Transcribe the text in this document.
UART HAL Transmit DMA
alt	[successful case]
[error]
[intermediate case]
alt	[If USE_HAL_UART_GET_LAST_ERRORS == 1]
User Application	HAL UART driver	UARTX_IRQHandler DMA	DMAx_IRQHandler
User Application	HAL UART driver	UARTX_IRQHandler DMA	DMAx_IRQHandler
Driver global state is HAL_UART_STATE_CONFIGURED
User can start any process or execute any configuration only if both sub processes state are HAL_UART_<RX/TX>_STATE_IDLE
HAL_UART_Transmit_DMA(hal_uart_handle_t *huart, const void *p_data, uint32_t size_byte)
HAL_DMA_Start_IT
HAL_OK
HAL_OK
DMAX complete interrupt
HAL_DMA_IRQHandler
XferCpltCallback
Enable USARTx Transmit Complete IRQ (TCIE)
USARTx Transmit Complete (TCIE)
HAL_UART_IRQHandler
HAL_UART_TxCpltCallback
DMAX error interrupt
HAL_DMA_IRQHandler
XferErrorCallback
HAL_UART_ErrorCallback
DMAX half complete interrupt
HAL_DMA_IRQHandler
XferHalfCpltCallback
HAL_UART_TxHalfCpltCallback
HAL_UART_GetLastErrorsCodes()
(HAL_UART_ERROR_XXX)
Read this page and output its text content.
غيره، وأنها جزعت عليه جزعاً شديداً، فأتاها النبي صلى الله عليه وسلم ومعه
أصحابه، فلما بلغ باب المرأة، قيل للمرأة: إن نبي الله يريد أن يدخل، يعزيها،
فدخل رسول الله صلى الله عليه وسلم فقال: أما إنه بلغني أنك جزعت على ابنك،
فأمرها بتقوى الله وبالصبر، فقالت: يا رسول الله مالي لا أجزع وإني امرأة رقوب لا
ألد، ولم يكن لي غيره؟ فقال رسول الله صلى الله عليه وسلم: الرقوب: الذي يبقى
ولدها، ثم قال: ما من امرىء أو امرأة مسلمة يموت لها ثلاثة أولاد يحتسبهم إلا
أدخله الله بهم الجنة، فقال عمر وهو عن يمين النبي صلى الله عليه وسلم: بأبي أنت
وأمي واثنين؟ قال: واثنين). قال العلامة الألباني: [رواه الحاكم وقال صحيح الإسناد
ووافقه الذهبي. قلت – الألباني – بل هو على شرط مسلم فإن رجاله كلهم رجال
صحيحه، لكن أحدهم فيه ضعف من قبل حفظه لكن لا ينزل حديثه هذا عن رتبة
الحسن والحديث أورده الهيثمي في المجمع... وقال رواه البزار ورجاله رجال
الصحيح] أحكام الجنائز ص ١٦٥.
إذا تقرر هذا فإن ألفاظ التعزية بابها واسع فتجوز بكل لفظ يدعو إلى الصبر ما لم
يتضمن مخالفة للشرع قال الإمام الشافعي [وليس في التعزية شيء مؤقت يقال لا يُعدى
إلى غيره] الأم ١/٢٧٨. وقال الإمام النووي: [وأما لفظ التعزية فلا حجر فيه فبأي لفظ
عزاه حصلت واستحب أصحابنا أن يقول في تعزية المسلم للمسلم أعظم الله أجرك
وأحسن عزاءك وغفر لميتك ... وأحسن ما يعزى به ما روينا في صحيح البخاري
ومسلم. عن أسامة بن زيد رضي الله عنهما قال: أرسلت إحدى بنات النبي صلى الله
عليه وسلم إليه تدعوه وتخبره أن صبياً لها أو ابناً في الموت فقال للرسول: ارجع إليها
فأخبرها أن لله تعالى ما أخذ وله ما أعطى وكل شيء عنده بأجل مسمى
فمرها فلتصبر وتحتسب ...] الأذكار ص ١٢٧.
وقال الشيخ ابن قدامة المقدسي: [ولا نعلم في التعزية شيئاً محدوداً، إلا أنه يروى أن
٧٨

▶ **The exercise**
Read the data above. Pull out each line in which the string "text" appears.

▶ **Answer to the problem**
Transcribe the text in this document.
Read this page and output its text content.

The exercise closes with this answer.